Start of Supplied data

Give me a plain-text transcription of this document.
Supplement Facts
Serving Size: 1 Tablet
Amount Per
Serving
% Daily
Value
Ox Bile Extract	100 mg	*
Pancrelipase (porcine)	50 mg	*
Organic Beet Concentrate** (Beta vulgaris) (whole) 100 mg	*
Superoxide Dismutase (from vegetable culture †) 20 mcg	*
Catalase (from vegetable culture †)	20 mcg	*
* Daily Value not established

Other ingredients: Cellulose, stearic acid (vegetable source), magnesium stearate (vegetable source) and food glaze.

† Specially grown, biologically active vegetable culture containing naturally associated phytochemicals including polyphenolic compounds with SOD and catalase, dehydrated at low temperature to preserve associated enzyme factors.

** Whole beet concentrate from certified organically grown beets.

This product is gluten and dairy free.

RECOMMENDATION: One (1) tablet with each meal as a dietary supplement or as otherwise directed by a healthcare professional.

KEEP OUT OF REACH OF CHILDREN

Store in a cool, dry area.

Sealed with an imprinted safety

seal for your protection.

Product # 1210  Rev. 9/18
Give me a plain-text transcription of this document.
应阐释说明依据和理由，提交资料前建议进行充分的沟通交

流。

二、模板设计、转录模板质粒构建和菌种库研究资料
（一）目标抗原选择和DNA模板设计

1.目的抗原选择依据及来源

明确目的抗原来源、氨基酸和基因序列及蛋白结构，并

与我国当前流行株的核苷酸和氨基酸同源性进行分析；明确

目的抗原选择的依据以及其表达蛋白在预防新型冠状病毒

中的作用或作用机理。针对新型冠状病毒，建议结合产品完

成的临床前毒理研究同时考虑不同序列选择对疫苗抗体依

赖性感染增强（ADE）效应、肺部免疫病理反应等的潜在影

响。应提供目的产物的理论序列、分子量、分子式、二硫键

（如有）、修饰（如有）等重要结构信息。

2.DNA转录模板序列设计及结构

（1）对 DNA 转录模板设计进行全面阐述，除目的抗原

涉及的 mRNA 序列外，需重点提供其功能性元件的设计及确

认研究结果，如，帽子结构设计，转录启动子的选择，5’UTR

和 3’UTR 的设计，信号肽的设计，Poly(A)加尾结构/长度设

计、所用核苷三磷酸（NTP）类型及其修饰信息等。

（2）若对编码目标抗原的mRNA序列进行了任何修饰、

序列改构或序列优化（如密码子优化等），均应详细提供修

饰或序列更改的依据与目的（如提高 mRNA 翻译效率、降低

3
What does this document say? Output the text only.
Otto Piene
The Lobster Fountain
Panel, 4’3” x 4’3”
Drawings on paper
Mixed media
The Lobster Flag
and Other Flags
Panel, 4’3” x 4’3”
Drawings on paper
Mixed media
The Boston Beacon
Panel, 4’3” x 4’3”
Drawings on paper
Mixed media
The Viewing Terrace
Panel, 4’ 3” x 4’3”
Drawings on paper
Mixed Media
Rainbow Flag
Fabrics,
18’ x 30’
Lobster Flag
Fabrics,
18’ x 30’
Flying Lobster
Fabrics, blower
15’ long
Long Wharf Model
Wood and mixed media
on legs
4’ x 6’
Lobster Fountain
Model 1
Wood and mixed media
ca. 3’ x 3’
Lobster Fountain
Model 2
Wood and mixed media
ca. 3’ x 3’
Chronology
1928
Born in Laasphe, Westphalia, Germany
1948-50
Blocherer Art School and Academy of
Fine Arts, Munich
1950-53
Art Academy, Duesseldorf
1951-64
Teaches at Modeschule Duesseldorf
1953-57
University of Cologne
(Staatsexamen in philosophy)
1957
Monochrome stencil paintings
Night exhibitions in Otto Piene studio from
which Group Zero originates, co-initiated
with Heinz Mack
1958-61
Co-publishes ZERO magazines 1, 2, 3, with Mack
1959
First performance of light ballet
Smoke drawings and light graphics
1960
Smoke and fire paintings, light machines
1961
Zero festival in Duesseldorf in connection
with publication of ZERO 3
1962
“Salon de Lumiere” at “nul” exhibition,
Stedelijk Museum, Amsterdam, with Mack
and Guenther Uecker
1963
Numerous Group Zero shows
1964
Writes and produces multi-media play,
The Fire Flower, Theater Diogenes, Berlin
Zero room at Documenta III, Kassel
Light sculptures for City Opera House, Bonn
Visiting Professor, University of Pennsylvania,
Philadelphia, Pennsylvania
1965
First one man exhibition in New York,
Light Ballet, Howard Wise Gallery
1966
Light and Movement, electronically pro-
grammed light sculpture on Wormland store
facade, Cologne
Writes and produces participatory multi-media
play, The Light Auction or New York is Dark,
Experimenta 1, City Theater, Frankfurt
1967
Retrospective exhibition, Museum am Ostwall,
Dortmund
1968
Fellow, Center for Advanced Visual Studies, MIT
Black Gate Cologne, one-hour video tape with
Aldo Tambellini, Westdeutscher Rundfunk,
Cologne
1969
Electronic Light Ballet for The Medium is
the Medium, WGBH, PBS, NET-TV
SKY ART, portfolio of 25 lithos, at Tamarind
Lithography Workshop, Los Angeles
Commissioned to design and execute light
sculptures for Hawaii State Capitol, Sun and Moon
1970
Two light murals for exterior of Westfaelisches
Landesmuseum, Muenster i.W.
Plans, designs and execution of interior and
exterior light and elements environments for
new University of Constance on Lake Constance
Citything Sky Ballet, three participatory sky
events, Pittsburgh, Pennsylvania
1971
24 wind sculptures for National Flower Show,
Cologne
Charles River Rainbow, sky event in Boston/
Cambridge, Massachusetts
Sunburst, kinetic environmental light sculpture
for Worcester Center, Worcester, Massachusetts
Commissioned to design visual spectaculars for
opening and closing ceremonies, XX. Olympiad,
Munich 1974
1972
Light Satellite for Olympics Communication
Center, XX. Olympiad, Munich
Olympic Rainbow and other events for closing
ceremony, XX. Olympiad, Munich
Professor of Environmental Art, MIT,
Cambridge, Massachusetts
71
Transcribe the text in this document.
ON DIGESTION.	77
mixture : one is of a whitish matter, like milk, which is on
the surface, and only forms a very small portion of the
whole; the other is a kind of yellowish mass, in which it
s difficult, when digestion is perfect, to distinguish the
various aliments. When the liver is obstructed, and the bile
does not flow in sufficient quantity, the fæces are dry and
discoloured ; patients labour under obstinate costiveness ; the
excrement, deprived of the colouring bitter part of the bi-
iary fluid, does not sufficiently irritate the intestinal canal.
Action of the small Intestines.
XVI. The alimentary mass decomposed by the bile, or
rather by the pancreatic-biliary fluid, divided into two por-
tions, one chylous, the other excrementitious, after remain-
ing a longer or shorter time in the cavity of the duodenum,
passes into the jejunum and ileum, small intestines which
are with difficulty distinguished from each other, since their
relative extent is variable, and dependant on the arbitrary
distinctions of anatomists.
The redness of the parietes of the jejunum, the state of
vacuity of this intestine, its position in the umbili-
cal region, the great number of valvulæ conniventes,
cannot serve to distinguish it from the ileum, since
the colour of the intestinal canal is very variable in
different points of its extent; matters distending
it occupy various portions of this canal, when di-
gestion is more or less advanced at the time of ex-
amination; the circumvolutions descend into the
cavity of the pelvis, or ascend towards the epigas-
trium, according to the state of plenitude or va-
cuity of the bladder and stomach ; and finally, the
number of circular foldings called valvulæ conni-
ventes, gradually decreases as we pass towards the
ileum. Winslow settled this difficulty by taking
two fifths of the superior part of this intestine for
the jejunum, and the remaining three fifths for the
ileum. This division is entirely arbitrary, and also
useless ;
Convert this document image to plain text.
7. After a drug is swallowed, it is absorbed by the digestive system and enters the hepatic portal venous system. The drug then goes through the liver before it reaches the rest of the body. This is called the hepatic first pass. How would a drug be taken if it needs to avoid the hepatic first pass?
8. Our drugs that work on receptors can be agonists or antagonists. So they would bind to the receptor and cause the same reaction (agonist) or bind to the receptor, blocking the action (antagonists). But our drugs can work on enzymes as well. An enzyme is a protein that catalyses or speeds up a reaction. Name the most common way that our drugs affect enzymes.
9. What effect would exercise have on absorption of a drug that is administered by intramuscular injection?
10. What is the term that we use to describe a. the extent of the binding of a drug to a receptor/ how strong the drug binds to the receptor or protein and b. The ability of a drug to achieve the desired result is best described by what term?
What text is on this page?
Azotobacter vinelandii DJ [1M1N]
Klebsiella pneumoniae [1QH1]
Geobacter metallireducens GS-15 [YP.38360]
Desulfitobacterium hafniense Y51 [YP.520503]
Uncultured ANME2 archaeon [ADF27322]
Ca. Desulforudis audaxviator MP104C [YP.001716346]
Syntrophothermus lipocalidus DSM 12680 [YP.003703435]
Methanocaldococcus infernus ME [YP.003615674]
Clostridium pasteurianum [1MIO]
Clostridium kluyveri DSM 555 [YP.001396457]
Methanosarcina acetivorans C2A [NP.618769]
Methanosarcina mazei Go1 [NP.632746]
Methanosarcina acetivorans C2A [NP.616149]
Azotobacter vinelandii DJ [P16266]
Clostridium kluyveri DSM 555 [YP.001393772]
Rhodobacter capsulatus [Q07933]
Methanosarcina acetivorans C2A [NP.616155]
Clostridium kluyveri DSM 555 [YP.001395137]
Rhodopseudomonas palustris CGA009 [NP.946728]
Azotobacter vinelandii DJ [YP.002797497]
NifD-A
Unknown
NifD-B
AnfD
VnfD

End of Supplied data

### The problem:
Show all lines above holding "Mack".

### Exercise output:
with Heinz Mack
Co-publishes ZERO magazines 1, 2, 3, with Mack
Stedelijk Museum, Amsterdam, with Mack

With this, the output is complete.